+++ Material shown +++

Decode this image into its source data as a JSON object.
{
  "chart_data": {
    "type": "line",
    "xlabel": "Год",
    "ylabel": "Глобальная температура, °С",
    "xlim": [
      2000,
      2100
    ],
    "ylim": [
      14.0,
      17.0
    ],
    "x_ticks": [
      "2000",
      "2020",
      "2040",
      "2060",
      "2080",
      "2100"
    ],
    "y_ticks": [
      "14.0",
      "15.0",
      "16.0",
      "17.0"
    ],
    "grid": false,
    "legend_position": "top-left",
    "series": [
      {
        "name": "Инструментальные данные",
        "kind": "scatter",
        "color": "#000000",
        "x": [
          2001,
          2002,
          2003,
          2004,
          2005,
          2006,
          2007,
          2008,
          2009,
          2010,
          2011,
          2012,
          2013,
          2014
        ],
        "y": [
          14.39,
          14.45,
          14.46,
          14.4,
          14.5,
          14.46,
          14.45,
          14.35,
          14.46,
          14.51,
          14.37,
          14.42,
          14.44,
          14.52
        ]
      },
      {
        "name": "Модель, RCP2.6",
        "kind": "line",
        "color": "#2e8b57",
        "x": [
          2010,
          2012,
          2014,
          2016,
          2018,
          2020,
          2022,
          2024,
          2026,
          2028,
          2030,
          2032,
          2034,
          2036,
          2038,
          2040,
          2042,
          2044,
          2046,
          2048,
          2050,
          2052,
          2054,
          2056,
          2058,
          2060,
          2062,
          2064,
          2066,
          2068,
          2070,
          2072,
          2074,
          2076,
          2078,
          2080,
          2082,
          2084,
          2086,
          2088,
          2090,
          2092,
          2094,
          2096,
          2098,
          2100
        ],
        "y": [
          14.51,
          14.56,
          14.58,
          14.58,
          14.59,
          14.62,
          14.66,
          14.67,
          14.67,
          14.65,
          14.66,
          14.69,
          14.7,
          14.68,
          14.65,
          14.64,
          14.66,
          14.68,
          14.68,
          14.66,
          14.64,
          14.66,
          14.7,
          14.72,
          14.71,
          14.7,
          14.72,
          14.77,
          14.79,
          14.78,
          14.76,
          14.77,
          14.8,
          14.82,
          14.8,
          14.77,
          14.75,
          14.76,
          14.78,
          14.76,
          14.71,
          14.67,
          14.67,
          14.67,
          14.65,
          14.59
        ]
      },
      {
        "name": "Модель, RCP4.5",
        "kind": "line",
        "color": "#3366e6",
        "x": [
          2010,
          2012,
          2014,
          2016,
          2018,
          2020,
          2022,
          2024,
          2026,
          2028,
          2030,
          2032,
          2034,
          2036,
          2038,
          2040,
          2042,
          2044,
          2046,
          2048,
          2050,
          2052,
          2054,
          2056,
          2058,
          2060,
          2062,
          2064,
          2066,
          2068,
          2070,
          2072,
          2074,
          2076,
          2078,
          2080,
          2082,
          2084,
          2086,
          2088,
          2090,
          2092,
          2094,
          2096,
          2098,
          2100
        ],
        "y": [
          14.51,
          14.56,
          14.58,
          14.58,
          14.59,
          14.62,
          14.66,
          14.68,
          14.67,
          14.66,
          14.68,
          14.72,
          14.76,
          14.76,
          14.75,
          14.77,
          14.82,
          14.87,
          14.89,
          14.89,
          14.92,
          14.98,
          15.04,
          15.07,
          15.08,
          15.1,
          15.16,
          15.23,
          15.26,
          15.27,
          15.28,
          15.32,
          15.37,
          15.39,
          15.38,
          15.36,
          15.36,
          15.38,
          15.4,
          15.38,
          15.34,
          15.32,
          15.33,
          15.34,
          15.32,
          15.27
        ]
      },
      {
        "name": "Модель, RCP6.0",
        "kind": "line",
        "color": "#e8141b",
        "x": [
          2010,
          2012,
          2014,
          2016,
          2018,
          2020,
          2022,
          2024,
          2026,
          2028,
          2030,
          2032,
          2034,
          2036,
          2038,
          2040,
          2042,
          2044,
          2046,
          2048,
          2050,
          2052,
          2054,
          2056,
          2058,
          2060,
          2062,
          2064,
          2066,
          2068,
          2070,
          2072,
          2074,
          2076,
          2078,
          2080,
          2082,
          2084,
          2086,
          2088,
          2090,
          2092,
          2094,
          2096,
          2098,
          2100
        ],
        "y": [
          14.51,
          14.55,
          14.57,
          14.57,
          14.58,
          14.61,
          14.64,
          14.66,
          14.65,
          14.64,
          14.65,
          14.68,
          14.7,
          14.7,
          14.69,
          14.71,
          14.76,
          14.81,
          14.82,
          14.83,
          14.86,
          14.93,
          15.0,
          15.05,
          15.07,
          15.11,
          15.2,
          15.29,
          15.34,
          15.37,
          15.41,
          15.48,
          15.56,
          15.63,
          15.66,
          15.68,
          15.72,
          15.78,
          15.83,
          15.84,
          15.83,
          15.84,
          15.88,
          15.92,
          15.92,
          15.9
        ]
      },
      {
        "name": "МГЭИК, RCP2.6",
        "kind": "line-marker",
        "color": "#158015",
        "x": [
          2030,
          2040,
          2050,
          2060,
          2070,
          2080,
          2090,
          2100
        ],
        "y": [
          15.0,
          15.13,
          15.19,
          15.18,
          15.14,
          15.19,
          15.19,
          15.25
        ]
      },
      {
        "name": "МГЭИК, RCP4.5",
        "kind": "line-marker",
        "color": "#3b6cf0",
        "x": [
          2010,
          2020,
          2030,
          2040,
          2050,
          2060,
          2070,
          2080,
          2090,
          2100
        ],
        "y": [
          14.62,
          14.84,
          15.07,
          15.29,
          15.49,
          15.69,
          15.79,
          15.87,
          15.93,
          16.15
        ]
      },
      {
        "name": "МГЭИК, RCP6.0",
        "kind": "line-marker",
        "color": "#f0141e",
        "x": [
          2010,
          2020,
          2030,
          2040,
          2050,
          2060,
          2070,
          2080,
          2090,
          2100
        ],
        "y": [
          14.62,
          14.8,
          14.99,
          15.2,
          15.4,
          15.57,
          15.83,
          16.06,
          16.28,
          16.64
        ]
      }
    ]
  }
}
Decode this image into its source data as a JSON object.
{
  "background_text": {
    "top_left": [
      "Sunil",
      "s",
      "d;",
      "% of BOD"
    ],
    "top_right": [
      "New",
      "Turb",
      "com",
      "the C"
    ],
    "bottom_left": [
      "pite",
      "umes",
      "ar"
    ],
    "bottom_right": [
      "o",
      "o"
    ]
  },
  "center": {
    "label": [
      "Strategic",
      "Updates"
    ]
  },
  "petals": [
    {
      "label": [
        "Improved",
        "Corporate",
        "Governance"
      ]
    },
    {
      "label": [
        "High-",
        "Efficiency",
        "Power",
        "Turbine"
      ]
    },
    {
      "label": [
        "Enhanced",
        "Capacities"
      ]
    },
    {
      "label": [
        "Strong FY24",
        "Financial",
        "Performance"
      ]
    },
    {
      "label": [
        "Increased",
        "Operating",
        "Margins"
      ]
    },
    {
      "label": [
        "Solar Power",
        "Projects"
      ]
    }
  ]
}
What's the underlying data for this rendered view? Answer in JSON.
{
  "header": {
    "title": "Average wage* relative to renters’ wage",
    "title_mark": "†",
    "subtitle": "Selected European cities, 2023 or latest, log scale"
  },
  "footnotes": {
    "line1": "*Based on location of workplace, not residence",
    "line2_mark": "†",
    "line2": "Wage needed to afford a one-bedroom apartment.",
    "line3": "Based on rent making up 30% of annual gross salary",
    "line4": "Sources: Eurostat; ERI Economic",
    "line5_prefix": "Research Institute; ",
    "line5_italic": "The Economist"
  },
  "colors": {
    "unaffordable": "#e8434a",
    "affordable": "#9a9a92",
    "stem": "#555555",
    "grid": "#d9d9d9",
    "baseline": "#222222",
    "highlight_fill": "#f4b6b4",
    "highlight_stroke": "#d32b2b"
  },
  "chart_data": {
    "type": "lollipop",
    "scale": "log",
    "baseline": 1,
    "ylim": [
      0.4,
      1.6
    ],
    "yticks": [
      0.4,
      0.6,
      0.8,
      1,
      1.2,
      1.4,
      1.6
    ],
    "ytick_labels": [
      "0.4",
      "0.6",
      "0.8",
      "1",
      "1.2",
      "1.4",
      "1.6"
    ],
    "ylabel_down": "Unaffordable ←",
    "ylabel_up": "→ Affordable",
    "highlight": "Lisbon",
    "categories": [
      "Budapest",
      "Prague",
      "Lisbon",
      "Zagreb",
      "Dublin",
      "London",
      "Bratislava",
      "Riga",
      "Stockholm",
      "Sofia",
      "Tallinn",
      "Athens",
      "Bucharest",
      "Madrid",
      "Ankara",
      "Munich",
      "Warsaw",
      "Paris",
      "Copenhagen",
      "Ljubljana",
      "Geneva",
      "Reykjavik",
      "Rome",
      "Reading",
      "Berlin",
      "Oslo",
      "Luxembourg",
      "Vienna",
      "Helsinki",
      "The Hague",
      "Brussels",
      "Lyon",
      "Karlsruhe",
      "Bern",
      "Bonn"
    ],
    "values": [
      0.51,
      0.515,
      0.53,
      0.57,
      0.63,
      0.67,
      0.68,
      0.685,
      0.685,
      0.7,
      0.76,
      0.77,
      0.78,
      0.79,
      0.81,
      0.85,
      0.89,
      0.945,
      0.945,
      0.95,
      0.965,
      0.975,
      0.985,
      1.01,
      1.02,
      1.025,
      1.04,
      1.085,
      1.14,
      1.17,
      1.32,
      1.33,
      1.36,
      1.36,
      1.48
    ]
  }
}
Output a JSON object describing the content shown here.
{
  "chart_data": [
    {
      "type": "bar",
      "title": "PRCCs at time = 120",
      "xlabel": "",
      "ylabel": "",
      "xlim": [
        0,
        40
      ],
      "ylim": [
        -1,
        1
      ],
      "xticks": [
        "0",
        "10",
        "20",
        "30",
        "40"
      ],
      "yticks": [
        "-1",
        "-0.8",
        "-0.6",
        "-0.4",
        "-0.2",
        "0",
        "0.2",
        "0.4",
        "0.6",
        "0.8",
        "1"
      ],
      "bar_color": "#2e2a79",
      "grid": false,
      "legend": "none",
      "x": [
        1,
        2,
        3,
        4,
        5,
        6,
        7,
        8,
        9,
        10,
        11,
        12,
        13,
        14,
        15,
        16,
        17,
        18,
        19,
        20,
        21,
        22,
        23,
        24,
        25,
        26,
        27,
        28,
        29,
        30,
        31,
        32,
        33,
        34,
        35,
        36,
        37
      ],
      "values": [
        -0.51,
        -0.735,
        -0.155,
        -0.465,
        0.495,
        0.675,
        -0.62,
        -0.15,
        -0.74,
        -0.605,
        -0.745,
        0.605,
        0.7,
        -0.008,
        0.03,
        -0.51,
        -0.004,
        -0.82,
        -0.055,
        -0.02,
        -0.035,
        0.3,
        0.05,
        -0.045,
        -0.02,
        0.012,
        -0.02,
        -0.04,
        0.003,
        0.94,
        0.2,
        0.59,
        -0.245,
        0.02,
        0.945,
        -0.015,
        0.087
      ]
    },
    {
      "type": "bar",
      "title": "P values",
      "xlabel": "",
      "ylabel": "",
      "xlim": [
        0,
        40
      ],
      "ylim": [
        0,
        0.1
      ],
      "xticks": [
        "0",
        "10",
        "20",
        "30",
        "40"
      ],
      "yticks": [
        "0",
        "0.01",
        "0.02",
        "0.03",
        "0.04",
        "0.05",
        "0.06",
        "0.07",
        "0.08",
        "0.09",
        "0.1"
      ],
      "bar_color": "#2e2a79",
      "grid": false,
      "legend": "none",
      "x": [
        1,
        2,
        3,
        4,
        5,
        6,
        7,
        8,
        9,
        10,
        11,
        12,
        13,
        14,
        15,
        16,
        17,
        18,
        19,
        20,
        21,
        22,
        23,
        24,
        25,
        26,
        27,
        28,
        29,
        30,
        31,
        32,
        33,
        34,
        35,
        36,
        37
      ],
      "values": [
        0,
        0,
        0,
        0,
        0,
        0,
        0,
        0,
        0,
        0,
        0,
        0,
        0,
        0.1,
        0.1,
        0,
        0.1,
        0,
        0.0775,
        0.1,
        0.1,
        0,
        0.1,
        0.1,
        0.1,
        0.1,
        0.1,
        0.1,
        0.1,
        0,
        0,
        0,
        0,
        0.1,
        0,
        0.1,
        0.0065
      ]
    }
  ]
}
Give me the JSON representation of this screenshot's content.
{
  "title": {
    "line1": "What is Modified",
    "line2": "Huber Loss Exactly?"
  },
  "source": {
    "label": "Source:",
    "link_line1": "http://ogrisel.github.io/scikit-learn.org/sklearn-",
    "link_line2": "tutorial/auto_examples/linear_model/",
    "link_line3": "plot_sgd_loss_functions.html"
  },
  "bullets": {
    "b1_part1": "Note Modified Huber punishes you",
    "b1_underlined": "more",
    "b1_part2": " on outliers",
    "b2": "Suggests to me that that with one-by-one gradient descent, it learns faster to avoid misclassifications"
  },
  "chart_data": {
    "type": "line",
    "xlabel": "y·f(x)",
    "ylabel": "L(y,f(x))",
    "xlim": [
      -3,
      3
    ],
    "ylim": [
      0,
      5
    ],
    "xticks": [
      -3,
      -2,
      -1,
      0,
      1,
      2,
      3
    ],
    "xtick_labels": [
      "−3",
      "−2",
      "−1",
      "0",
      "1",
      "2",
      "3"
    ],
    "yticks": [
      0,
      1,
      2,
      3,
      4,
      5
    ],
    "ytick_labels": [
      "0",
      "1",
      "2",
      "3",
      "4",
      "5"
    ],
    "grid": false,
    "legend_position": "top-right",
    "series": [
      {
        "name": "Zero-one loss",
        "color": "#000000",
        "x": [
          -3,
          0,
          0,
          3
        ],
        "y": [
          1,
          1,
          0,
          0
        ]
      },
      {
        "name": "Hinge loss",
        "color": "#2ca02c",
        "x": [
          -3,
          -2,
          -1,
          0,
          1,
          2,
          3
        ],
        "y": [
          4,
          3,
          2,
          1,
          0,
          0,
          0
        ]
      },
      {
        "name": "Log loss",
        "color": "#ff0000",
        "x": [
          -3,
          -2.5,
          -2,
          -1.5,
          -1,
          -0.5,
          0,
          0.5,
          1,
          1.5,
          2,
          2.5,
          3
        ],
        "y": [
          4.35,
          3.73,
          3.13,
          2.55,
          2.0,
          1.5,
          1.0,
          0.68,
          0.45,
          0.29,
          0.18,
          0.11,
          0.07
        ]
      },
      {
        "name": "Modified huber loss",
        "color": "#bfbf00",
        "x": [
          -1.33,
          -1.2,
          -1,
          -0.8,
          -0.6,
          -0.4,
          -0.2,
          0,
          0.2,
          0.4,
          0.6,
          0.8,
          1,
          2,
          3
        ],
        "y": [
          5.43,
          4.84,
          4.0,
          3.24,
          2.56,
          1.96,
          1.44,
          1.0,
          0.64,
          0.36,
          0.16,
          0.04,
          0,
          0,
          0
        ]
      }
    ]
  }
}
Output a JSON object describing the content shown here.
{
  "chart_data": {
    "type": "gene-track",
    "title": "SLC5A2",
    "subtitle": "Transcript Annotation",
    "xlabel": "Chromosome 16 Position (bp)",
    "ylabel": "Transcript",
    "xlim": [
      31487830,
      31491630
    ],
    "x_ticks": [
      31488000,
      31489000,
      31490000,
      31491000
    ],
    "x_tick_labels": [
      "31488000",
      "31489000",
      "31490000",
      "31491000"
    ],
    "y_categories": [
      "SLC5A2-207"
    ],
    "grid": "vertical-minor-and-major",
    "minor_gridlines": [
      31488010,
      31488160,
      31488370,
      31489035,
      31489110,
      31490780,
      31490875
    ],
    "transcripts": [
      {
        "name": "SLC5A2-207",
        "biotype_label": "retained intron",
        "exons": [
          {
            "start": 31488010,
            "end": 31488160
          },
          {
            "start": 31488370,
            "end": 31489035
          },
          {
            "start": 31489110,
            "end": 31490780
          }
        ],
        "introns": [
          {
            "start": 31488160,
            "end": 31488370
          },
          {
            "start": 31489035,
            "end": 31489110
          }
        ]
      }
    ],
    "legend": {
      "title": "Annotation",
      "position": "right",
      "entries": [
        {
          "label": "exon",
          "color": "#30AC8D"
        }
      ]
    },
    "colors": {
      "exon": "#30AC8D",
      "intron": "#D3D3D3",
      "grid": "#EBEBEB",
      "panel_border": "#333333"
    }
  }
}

+++

Which lines contain the word "Modified"? Copy each of them.

    "line1": "What is Modified",
    "b1_part1": "Note Modified Huber punishes you",
        "name": "Modified huber loss",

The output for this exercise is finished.